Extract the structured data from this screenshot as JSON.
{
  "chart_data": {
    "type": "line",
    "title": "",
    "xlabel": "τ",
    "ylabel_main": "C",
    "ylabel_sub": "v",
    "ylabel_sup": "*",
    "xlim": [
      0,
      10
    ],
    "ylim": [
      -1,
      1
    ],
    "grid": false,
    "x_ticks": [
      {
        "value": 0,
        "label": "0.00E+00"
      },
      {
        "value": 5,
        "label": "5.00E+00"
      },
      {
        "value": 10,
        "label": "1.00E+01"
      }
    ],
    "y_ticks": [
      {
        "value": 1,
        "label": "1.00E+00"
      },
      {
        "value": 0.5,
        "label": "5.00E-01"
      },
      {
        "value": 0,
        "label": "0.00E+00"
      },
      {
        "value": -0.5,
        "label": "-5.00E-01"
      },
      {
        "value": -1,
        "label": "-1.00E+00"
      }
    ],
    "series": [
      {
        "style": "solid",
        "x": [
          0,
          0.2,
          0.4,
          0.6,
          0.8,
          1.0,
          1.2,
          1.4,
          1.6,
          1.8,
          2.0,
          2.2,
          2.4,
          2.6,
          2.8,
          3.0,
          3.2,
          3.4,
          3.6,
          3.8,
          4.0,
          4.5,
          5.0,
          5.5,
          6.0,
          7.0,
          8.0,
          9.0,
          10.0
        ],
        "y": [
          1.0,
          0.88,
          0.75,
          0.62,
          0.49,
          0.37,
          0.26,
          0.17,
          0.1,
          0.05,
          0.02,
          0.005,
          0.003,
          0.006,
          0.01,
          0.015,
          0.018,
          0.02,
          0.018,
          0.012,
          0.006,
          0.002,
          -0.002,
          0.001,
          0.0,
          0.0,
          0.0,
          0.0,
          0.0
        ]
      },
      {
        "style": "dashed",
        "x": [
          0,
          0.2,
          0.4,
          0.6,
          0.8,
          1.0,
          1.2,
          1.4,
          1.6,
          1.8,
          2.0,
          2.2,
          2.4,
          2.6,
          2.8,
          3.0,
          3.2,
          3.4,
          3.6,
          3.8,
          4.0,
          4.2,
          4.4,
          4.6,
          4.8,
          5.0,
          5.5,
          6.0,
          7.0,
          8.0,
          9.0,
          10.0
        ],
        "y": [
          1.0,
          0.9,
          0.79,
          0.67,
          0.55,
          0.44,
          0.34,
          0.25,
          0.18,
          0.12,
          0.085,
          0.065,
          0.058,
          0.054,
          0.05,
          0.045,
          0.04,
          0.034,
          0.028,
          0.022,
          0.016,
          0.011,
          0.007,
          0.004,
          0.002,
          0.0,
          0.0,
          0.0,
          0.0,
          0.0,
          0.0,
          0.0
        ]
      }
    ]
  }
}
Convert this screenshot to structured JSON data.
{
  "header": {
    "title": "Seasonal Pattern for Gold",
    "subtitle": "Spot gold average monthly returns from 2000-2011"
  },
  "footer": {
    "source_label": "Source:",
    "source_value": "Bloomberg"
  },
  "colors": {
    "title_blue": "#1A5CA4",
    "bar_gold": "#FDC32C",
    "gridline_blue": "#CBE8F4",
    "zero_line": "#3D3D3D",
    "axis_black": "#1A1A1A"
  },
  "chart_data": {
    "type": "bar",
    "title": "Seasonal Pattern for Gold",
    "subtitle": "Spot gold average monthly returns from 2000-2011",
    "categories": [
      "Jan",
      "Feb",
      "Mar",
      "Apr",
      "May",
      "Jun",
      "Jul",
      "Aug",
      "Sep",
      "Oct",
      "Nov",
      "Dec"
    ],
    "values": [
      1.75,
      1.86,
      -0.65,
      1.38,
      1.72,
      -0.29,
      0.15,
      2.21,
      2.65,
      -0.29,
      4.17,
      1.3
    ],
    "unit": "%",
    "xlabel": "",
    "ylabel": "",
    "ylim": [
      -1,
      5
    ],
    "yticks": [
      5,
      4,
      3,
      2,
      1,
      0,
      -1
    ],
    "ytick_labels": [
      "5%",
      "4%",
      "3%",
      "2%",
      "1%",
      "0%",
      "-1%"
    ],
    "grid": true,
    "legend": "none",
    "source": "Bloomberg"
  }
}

+===+

» **THE EXERCISE**
Reproduce the complete data exactly as presented above.

» **REPLY**
Extract the structured data from this screenshot as JSON.
{
  "chart_data": {
    "type": "line",
    "title": "",
    "xlabel": "τ",
    "ylabel_main": "C",
    "ylabel_sub": "v",
    "ylabel_sup": "*",
    "xlim": [
      0,
      10
    ],
    "ylim": [
      -1,
      1
    ],
    "grid": false,
    "x_ticks": [
      {
        "value": 0,
        "label": "0.00E+00"
      },
      {
        "value": 5,
        "label": "5.00E+00"
      },
      {
        "value": 10,
        "label": "1.00E+01"
      }
    ],
    "y_ticks": [
      {
        "value": 1,
        "label": "1.00E+00"
      },
      {
        "value": 0.5,
        "label": "5.00E-01"
      },
      {
        "value": 0,
        "label": "0.00E+00"
      },
      {
        "value": -0.5,
        "label": "-5.00E-01"
      },
      {
        "value": -1,
        "label": "-1.00E+00"
      }
    ],
    "series": [
      {
        "style": "solid",
        "x": [
          0,
          0.2,
          0.4,
          0.6,
          0.8,
          1.0,
          1.2,
          1.4,
          1.6,
          1.8,
          2.0,
          2.2,
          2.4,
          2.6,
          2.8,
          3.0,
          3.2,
          3.4,
          3.6,
          3.8,
          4.0,
          4.5,
          5.0,
          5.5,
          6.0,
          7.0,
          8.0,
          9.0,
          10.0
        ],
        "y": [
          1.0,
          0.88,
          0.75,
          0.62,
          0.49,
          0.37,
          0.26,
          0.17,
          0.1,
          0.05,
          0.02,
          0.005,
          0.003,
          0.006,
          0.01,
          0.015,
          0.018,
          0.02,
          0.018,
          0.012,
          0.006,
          0.002,
          -0.002,
          0.001,
          0.0,
          0.0,
          0.0,
          0.0,
          0.0
        ]
      },
      {
        "style": "dashed",
        "x": [
          0,
          0.2,
          0.4,
          0.6,
          0.8,
          1.0,
          1.2,
          1.4,
          1.6,
          1.8,
          2.0,
          2.2,
          2.4,
          2.6,
          2.8,
          3.0,
          3.2,
          3.4,
          3.6,
          3.8,
          4.0,
          4.2,
          4.4,
          4.6,
          4.8,
          5.0,
          5.5,
          6.0,
          7.0,
          8.0,
          9.0,
          10.0
        ],
        "y": [
          1.0,
          0.9,
          0.79,
          0.67,
          0.55,
          0.44,
          0.34,
          0.25,
          0.18,
          0.12,
          0.085,
          0.065,
          0.058,
          0.054,
          0.05,
          0.045,
          0.04,
          0.034,
          0.028,
          0.022,
          0.016,
          0.011,
          0.007,
          0.004,
          0.002,
          0.0,
          0.0,
          0.0,
          0.0,
          0.0,
          0.0,
          0.0
        ]
      }
    ]
  }
}
Convert this screenshot to structured JSON data.
{
  "header": {
    "title": "Seasonal Pattern for Gold",
    "subtitle": "Spot gold average monthly returns from 2000-2011"
  },
  "footer": {
    "source_label": "Source:",
    "source_value": "Bloomberg"
  },
  "colors": {
    "title_blue": "#1A5CA4",
    "bar_gold": "#FDC32C",
    "gridline_blue": "#CBE8F4",
    "zero_line": "#3D3D3D",
    "axis_black": "#1A1A1A"
  },
  "chart_data": {
    "type": "bar",
    "title": "Seasonal Pattern for Gold",
    "subtitle": "Spot gold average monthly returns from 2000-2011",
    "categories": [
      "Jan",
      "Feb",
      "Mar",
      "Apr",
      "May",
      "Jun",
      "Jul",
      "Aug",
      "Sep",
      "Oct",
      "Nov",
      "Dec"
    ],
    "values": [
      1.75,
      1.86,
      -0.65,
      1.38,
      1.72,
      -0.29,
      0.15,
      2.21,
      2.65,
      -0.29,
      4.17,
      1.3
    ],
    "unit": "%",
    "xlabel": "",
    "ylabel": "",
    "ylim": [
      -1,
      5
    ],
    "yticks": [
      5,
      4,
      3,
      2,
      1,
      0,
      -1
    ],
    "ytick_labels": [
      "5%",
      "4%",
      "3%",
      "2%",
      "1%",
      "0%",
      "-1%"
    ],
    "grid": true,
    "legend": "none",
    "source": "Bloomberg"
  }
}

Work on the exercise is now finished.